▶ Problem to work on
Extract each line holding the word "Avance" from the entries.
+++
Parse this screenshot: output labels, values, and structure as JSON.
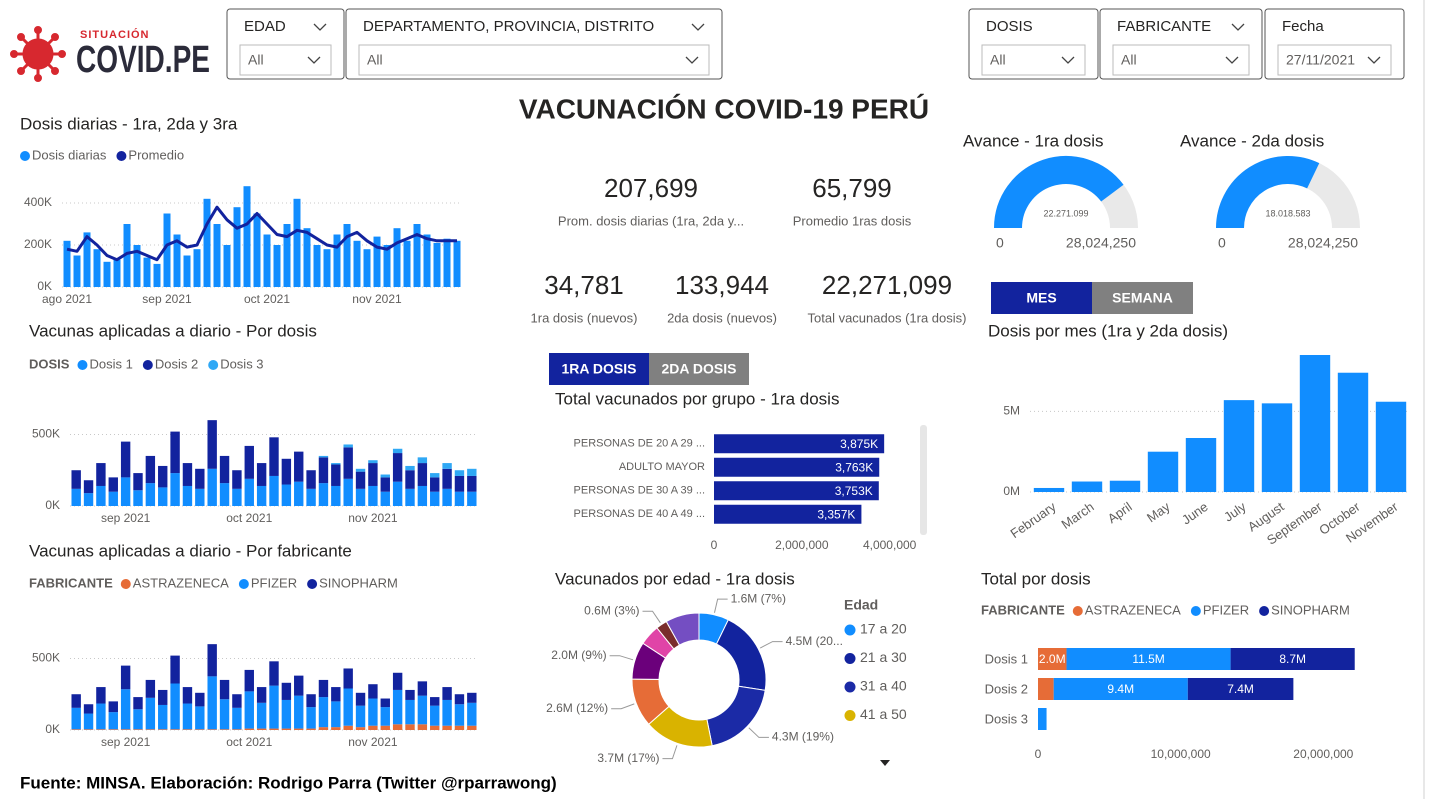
{
  "header": {
    "logo_top": "SITUACIÓN",
    "logo_main": "COVID.PE",
    "title": "VACUNACIÓN COVID-19 PERÚ"
  },
  "filters": [
    {
      "label": "EDAD",
      "value": "All"
    },
    {
      "label": "DEPARTAMENTO, PROVINCIA, DISTRITO",
      "value": "All"
    },
    {
      "label": "DOSIS",
      "value": "All"
    },
    {
      "label": "FABRICANTE",
      "value": "All"
    },
    {
      "label": "Fecha",
      "value": "27/11/2021"
    }
  ],
  "kpis": [
    {
      "value": "207,699",
      "label": "Prom. dosis diarias (1ra, 2da y..."
    },
    {
      "value": "65,799",
      "label": "Promedio 1ras dosis"
    },
    {
      "value": "34,781",
      "label": "1ra dosis (nuevos)"
    },
    {
      "value": "133,944",
      "label": "2da dosis (nuevos)"
    },
    {
      "value": "22,271,099",
      "label": "Total vacunados (1ra dosis)"
    }
  ],
  "buttons": {
    "period": [
      "MES",
      "SEMANA"
    ],
    "dose": [
      "1RA DOSIS",
      "2DA DOSIS"
    ]
  },
  "footer": "Fuente: MINSA. Elaboración: Rodrigo Parra (Twitter @rparrawong)",
  "chart_data": [
    {
      "type": "combo",
      "title": "Dosis diarias - 1ra, 2da y 3ra",
      "grid": true,
      "categories": [
        "ago 2021",
        null,
        null,
        null,
        null,
        null,
        null,
        null,
        null,
        null,
        "sep 2021",
        null,
        null,
        null,
        null,
        null,
        null,
        null,
        null,
        null,
        "oct 2021",
        null,
        null,
        null,
        null,
        null,
        null,
        null,
        null,
        null,
        null,
        "nov 2021",
        null,
        null,
        null,
        null,
        null,
        null,
        null,
        null
      ],
      "series": [
        {
          "name": "Dosis diarias",
          "color": "#118dff",
          "kind": "bar",
          "values": [
            220000,
            150000,
            260000,
            180000,
            120000,
            130000,
            300000,
            200000,
            140000,
            110000,
            350000,
            250000,
            150000,
            180000,
            420000,
            300000,
            200000,
            380000,
            480000,
            350000,
            250000,
            200000,
            300000,
            420000,
            280000,
            200000,
            180000,
            250000,
            300000,
            220000,
            180000,
            240000,
            200000,
            280000,
            220000,
            300000,
            250000,
            210000,
            230000,
            220000
          ]
        },
        {
          "name": "Promedio",
          "color": "#12239e",
          "kind": "line",
          "values": [
            180000,
            170000,
            240000,
            200000,
            150000,
            130000,
            160000,
            170000,
            150000,
            130000,
            200000,
            220000,
            190000,
            200000,
            300000,
            380000,
            320000,
            280000,
            300000,
            350000,
            300000,
            250000,
            240000,
            270000,
            260000,
            230000,
            200000,
            190000,
            240000,
            260000,
            220000,
            190000,
            180000,
            210000,
            230000,
            250000,
            230000,
            220000,
            220000,
            220000
          ]
        }
      ],
      "ylim": [
        0,
        500000
      ],
      "yticks": [
        {
          "value": 0,
          "label": "0K"
        },
        {
          "value": 200000,
          "label": "200K"
        },
        {
          "value": 400000,
          "label": "400K"
        }
      ]
    },
    {
      "type": "stacked_bar",
      "title": "Vacunas aplicadas a diario - Por dosis",
      "legend_title": "DOSIS",
      "grid": true,
      "categories": [
        null,
        null,
        null,
        null,
        "sep 2021",
        null,
        null,
        null,
        null,
        null,
        null,
        null,
        null,
        null,
        "oct 2021",
        null,
        null,
        null,
        null,
        null,
        null,
        null,
        null,
        null,
        "nov 2021",
        null,
        null,
        null,
        null,
        null,
        null,
        null,
        null
      ],
      "series": [
        {
          "name": "Dosis 1",
          "color": "#118dff",
          "values": [
            120000,
            90000,
            140000,
            100000,
            200000,
            110000,
            160000,
            130000,
            230000,
            140000,
            120000,
            260000,
            160000,
            120000,
            190000,
            140000,
            210000,
            150000,
            170000,
            120000,
            160000,
            140000,
            190000,
            120000,
            140000,
            100000,
            170000,
            120000,
            140000,
            100000,
            120000,
            100000,
            100000
          ]
        },
        {
          "name": "Dosis 2",
          "color": "#12239e",
          "values": [
            130000,
            90000,
            160000,
            100000,
            250000,
            120000,
            190000,
            150000,
            290000,
            160000,
            140000,
            340000,
            190000,
            130000,
            230000,
            160000,
            270000,
            180000,
            210000,
            130000,
            180000,
            150000,
            220000,
            120000,
            160000,
            100000,
            200000,
            130000,
            160000,
            100000,
            140000,
            110000,
            110000
          ]
        },
        {
          "name": "Dosis 3",
          "color": "#2fa8f5",
          "values": [
            0,
            0,
            0,
            0,
            0,
            0,
            0,
            0,
            0,
            0,
            0,
            0,
            0,
            0,
            0,
            0,
            0,
            0,
            0,
            0,
            10000,
            10000,
            20000,
            20000,
            20000,
            20000,
            30000,
            30000,
            40000,
            30000,
            40000,
            40000,
            50000
          ]
        }
      ],
      "ylim": [
        0,
        650000
      ],
      "yticks": [
        {
          "value": 0,
          "label": "0K"
        },
        {
          "value": 500000,
          "label": "500K"
        }
      ]
    },
    {
      "type": "stacked_bar",
      "title": "Vacunas aplicadas a diario - Por fabricante",
      "legend_title": "FABRICANTE",
      "grid": true,
      "categories": [
        null,
        null,
        null,
        null,
        "sep 2021",
        null,
        null,
        null,
        null,
        null,
        null,
        null,
        null,
        null,
        "oct 2021",
        null,
        null,
        null,
        null,
        null,
        null,
        null,
        null,
        null,
        "nov 2021",
        null,
        null,
        null,
        null,
        null,
        null,
        null,
        null
      ],
      "series": [
        {
          "name": "ASTRAZENECA",
          "color": "#e66c37",
          "values": [
            5000,
            5000,
            5000,
            5000,
            5000,
            5000,
            5000,
            5000,
            5000,
            5000,
            5000,
            5000,
            5000,
            5000,
            10000,
            10000,
            10000,
            10000,
            10000,
            10000,
            20000,
            20000,
            30000,
            20000,
            30000,
            30000,
            40000,
            40000,
            40000,
            30000,
            30000,
            30000,
            30000
          ]
        },
        {
          "name": "PFIZER",
          "color": "#118dff",
          "values": [
            150000,
            110000,
            180000,
            120000,
            280000,
            140000,
            220000,
            170000,
            320000,
            180000,
            160000,
            370000,
            210000,
            150000,
            260000,
            180000,
            300000,
            200000,
            230000,
            150000,
            210000,
            180000,
            260000,
            150000,
            190000,
            130000,
            240000,
            170000,
            200000,
            140000,
            180000,
            150000,
            160000
          ]
        },
        {
          "name": "SINOPHARM",
          "color": "#12239e",
          "values": [
            95000,
            65000,
            115000,
            75000,
            165000,
            85000,
            125000,
            105000,
            195000,
            115000,
            95000,
            225000,
            135000,
            95000,
            150000,
            110000,
            170000,
            120000,
            140000,
            90000,
            120000,
            100000,
            140000,
            90000,
            100000,
            60000,
            120000,
            70000,
            100000,
            60000,
            90000,
            70000,
            70000
          ]
        }
      ],
      "ylim": [
        0,
        650000
      ],
      "yticks": [
        {
          "value": 0,
          "label": "0K"
        },
        {
          "value": 500000,
          "label": "500K"
        }
      ]
    },
    {
      "type": "gauge",
      "title": "Avance - 1ra dosis",
      "value": 22271099,
      "value_label": "22.271.099",
      "color": "#118dff",
      "ticks": [
        0,
        {
          "value": 28024250,
          "label": "28,024,250"
        }
      ]
    },
    {
      "type": "gauge",
      "title": "Avance - 2da dosis",
      "value": 18018583,
      "value_label": "18.018.583",
      "color": "#118dff",
      "ticks": [
        0,
        {
          "value": 28024250,
          "label": "28,024,250"
        }
      ]
    },
    {
      "type": "hbar",
      "title": "Total vacunados por grupo - 1ra dosis",
      "color": "#12239e",
      "categories": [
        "PERSONAS DE 20 A 29 ...",
        "ADULTO MAYOR",
        "PERSONAS DE 30 A 39 ...",
        "PERSONAS DE 40 A 49 ..."
      ],
      "values": [
        3875000,
        3763000,
        3753000,
        3357000
      ],
      "value_labels": [
        "3,875K",
        "3,763K",
        "3,753K",
        "3,357K"
      ],
      "xlim": [
        0,
        4600000
      ],
      "xticks": [
        0,
        {
          "value": 2000000,
          "label": "2,000,000"
        },
        {
          "value": 4000000,
          "label": "4,000,000"
        }
      ]
    },
    {
      "type": "bar",
      "title": "Dosis por mes (1ra y 2da dosis)",
      "color": "#118dff",
      "grid": true,
      "categories": [
        "February",
        "March",
        "April",
        "May",
        "June",
        "July",
        "August",
        "September",
        "October",
        "November"
      ],
      "values": [
        250000,
        650000,
        700000,
        2500000,
        3350000,
        5700000,
        5500000,
        8500000,
        7400000,
        5600000
      ],
      "ylim": [
        0,
        8500000
      ],
      "yticks": [
        {
          "value": 0,
          "label": "0M"
        },
        {
          "value": 5000000,
          "label": "5M"
        }
      ]
    },
    {
      "type": "donut",
      "title": "Vacunados por edad - 1ra dosis",
      "legend_title": "Edad",
      "categories": [
        "17 a 20",
        "21 a 30",
        "31 a 40",
        "41 a 50",
        null,
        null,
        null,
        null,
        null
      ],
      "values": [
        1600000,
        4500000,
        4300000,
        3700000,
        2600000,
        2000000,
        1100000,
        600000,
        1800000
      ],
      "value_labels": [
        "1.6M (7%)",
        "4.5M (20...",
        "4.3M (19%)",
        "3.7M (17%)",
        "2.6M (12%)",
        "2.0M (9%)",
        null,
        "0.6M (3%)",
        null
      ],
      "colors": [
        "#118dff",
        "#12239e",
        "#1b2aa6",
        "#d9b300",
        "#e66c37",
        "#6b007b",
        "#e044a7",
        "#7a2c2c",
        "#744ec2"
      ]
    },
    {
      "type": "stacked_hbar",
      "title": "Total por dosis",
      "legend_title": "FABRICANTE",
      "categories": [
        "Dosis 1",
        "Dosis 2",
        "Dosis 3"
      ],
      "series": [
        {
          "name": "ASTRAZENECA",
          "color": "#e66c37",
          "values": [
            2000000,
            1100000,
            0
          ],
          "value_labels": [
            "2.0M",
            null,
            null
          ]
        },
        {
          "name": "PFIZER",
          "color": "#118dff",
          "values": [
            11500000,
            9400000,
            600000
          ],
          "value_labels": [
            "11.5M",
            "9.4M",
            null
          ]
        },
        {
          "name": "SINOPHARM",
          "color": "#12239e",
          "values": [
            8700000,
            7400000,
            0
          ],
          "value_labels": [
            "8.7M",
            "7.4M",
            null
          ]
        }
      ],
      "xlim": [
        0,
        22500000
      ],
      "xticks": [
        0,
        {
          "value": 10000000,
          "label": "10,000,000"
        },
        {
          "value": 20000000,
          "label": "20,000,000"
        }
      ]
    }
  ]
}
+++
▶ Result of this task
      "title": "Avance - 1ra dosis",
      "title": "Avance - 2da dosis",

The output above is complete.